Prompt →
Reproduce word for word the portion of the records that opens with the line containing "699, 90, 734]" and closes with the line containing "43, 966, 80]", including both of those lines and nothing else.

Provided records →
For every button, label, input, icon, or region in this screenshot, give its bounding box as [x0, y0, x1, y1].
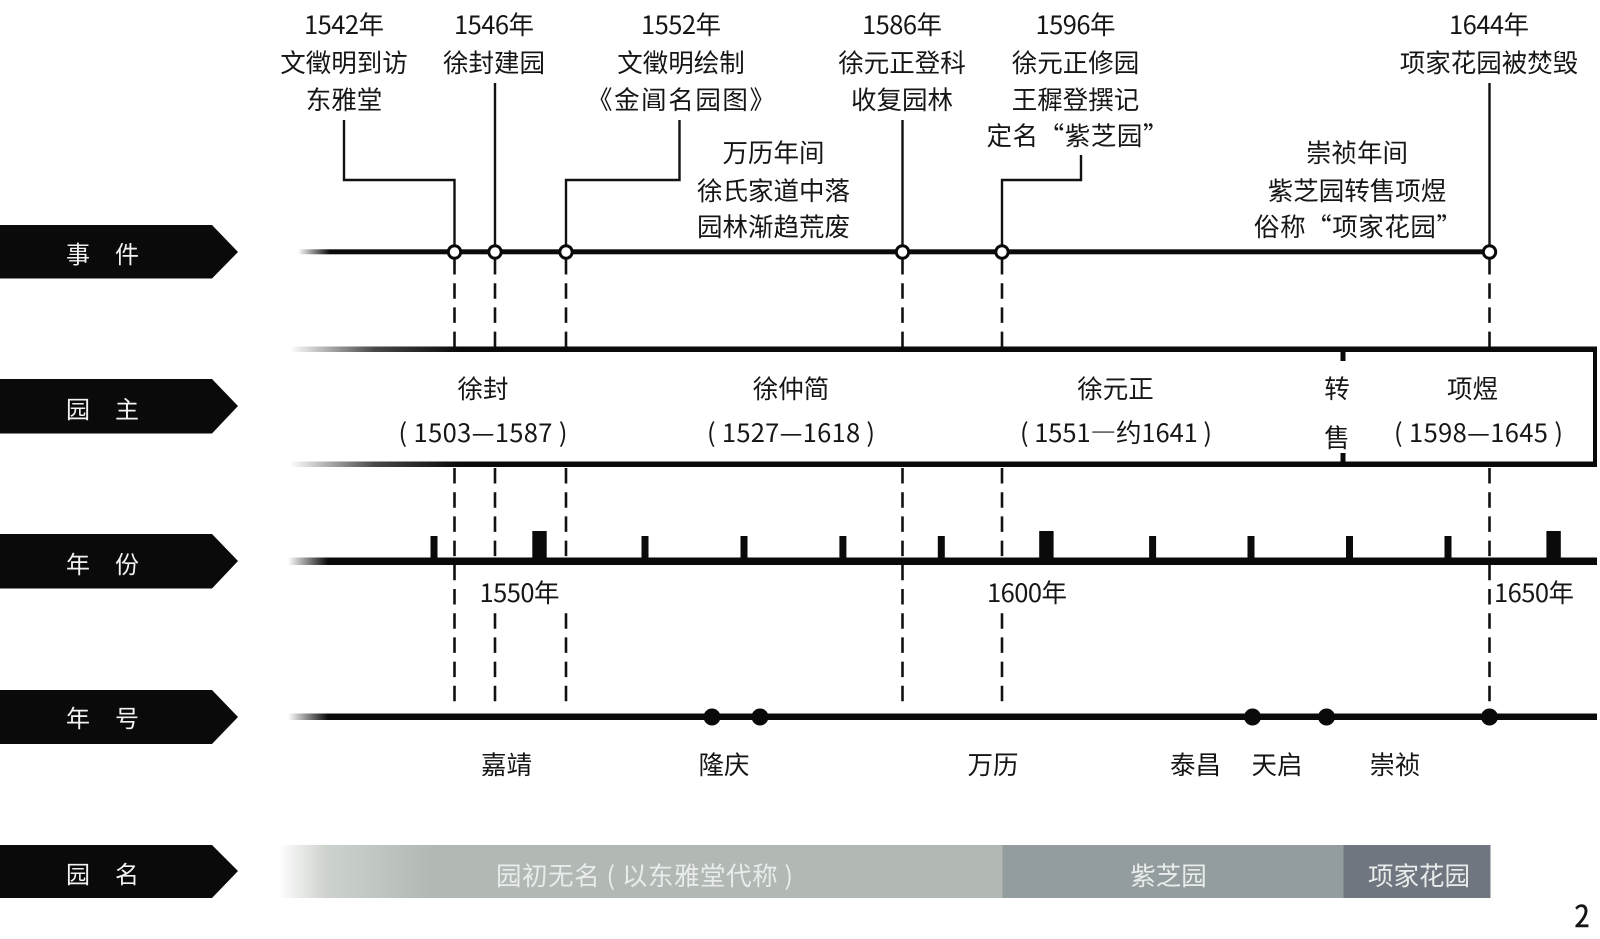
row label: 年号: 年	[66, 699, 90, 734]
owner: 徐仲简: 徐仲简	[753, 369, 829, 406]
note: 崇祯年间: 崇祯年间	[1306, 133, 1408, 170]
reign: 嘉靖: 嘉靖	[481, 745, 532, 782]
owner: 项煜	[1394, 369, 1563, 450]
event 1546: 徐封建园: 徐封建园	[443, 43, 545, 80]
owner: 项煜: ( 1598—1645 )	[1394, 413, 1563, 450]
garden name segment: 紫芝园: 紫芝园	[1130, 856, 1207, 893]
transfer: 转售: 转	[1324, 369, 1350, 406]
year label 1550: 1550年	[480, 573, 560, 610]
garden name segment: 园初无名: 园初无名 ( 以东雅堂代称 )	[496, 856, 793, 893]
event 1644: 项家花园被焚毁	[1400, 5, 1578, 258]
event 1596: 徐元正修园: 王穉登撰记	[1012, 80, 1139, 117]
reign: 天启: 天启	[1251, 745, 1303, 782]
event 1586: 徐元正登科收复园林: 徐元正登科	[838, 43, 966, 80]
event 1552: 文徵明绘制《金阊名园图》: 《金阊名园图》	[587, 80, 775, 117]
owner: 项煜: 项煜	[1447, 369, 1498, 406]
row label: 年号	[0, 690, 238, 744]
row label: 事件	[0, 225, 238, 278]
event 1596: 徐元正修园	[986, 5, 1168, 258]
year label 1650: 1650年	[1494, 573, 1574, 610]
row label: 年份: 年	[66, 545, 90, 580]
owner: 徐元正: ( 1551—约1641 )	[1020, 413, 1212, 450]
row label: 年份: 份	[115, 545, 139, 580]
note: 万历年间: 万历年间	[722, 133, 825, 170]
owner band frame	[291, 346, 1597, 467]
event 1586: 徐元正登科收复园林: 收复园林	[851, 80, 953, 117]
event timeline axis	[298, 249, 1489, 254]
event 1586: 徐元正登科收复园林: 1586年	[862, 5, 942, 42]
garden name segment: 项家花园: 项家花园	[1368, 856, 1470, 893]
reign axis with dots	[288, 708, 1597, 726]
event 1542: 文徵明到访东雅堂	[280, 5, 461, 258]
reign: 泰昌: 泰昌	[1170, 745, 1221, 782]
event 1552: 文徵明绘制《金阊名园图》: 文徵明绘制	[617, 43, 745, 80]
event 1596: 徐元正修园: 徐元正修园	[1012, 43, 1139, 80]
reign: 隆庆: 隆庆	[698, 745, 750, 782]
event 1542: 文徵明到访东雅堂: 1542年	[304, 5, 384, 42]
owner: 徐封: ( 1503—1587 )	[398, 413, 568, 450]
event 1596: 徐元正修园: 定名“紫芝园”	[986, 116, 1168, 153]
row label: 年份	[0, 534, 238, 588]
note: 崇祯年间: 俗称“项家花园”	[1254, 207, 1462, 244]
row label: 园名: 园	[66, 855, 90, 890]
year label 1600: 1600年	[987, 573, 1067, 610]
row label: 事件: 件	[115, 235, 139, 270]
note: 万历年间	[697, 133, 850, 244]
owner: 徐元正	[1020, 369, 1212, 450]
reign: 万历: 万历	[967, 745, 1019, 782]
event 1596: 徐元正修园: 1596年	[1036, 5, 1116, 42]
event 1644: 项家花园被焚毁: 项家花园被焚毁	[1400, 43, 1578, 80]
note: 万历年间: 园林渐趋荒废	[697, 207, 850, 244]
owner: 徐封	[398, 369, 568, 450]
note: 万历年间: 徐氏家道中落	[697, 171, 850, 208]
transfer: 转售	[1324, 369, 1350, 455]
event 1542: 文徵明到访东雅堂: 东雅堂	[306, 80, 382, 117]
row label: 事件: 事	[66, 235, 90, 270]
event 1546: 徐封建园	[443, 5, 545, 258]
garden name segment: 园初无名	[278, 845, 1002, 898]
owner: 徐仲简: ( 1527—1618 )	[707, 413, 875, 450]
row label: 园名: 名	[115, 855, 139, 890]
dashed guide lines between rows	[454, 259, 1490, 703]
note: 崇祯年间: 紫芝园转售项煜	[1268, 171, 1446, 208]
event 1552: 文徵明绘制《金阊名园图》	[560, 5, 775, 258]
event 1586: 徐元正登科收复园林	[838, 5, 966, 258]
row label: 园主: 主	[115, 390, 139, 425]
row label: 园名	[0, 845, 238, 898]
event 1546: 徐封建园: 1546年	[454, 5, 534, 42]
owner: 徐封: 徐封	[457, 369, 509, 406]
owner: 徐仲简	[707, 369, 875, 450]
reign: 崇祯: 崇祯	[1369, 745, 1421, 782]
transfer: 转售: 售	[1324, 418, 1350, 455]
owner: 徐元正: 徐元正	[1077, 369, 1154, 406]
event 1644: 项家花园被焚毁: 1644年	[1449, 5, 1529, 42]
row label: 年号: 号	[115, 699, 139, 734]
note: 崇祯年间	[1254, 133, 1462, 244]
row label: 园主: 园	[66, 390, 90, 425]
event 1552: 文徵明绘制《金阊名园图》: 1552年	[641, 5, 721, 42]
row label: 园主	[0, 379, 238, 434]
garden name segment: 项家花园	[1344, 845, 1490, 898]
page number: 2	[1574, 892, 1590, 936]
event 1542: 文徵明到访东雅堂: 文徵明到访	[280, 43, 408, 80]
garden name segment: 紫芝园	[1002, 845, 1344, 898]
year axis with ticks	[288, 531, 1597, 565]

Solution to the problem →
row label: 年号: 年	[66, 699, 90, 734]
owner: 徐仲简: 徐仲简	[753, 369, 829, 406]
note: 崇祯年间: 崇祯年间	[1306, 133, 1408, 170]
reign: 嘉靖: 嘉靖	[481, 745, 532, 782]
owner: 项煜	[1394, 369, 1563, 450]
event 1546: 徐封建园: 徐封建园	[443, 43, 545, 80]
owner: 项煜: ( 1598—1645 )	[1394, 413, 1563, 450]
garden name segment: 紫芝园: 紫芝园	[1130, 856, 1207, 893]
transfer: 转售: 转	[1324, 369, 1350, 406]
year label 1550: 1550年	[480, 573, 560, 610]
garden name segment: 园初无名: 园初无名 ( 以东雅堂代称 )	[496, 856, 793, 893]
event 1644: 项家花园被焚毁	[1400, 5, 1578, 258]
event 1596: 徐元正修园: 王穉登撰记	[1012, 80, 1139, 117]
reign: 天启: 天启	[1251, 745, 1303, 782]
event 1586: 徐元正登科收复园林: 徐元正登科	[838, 43, 966, 80]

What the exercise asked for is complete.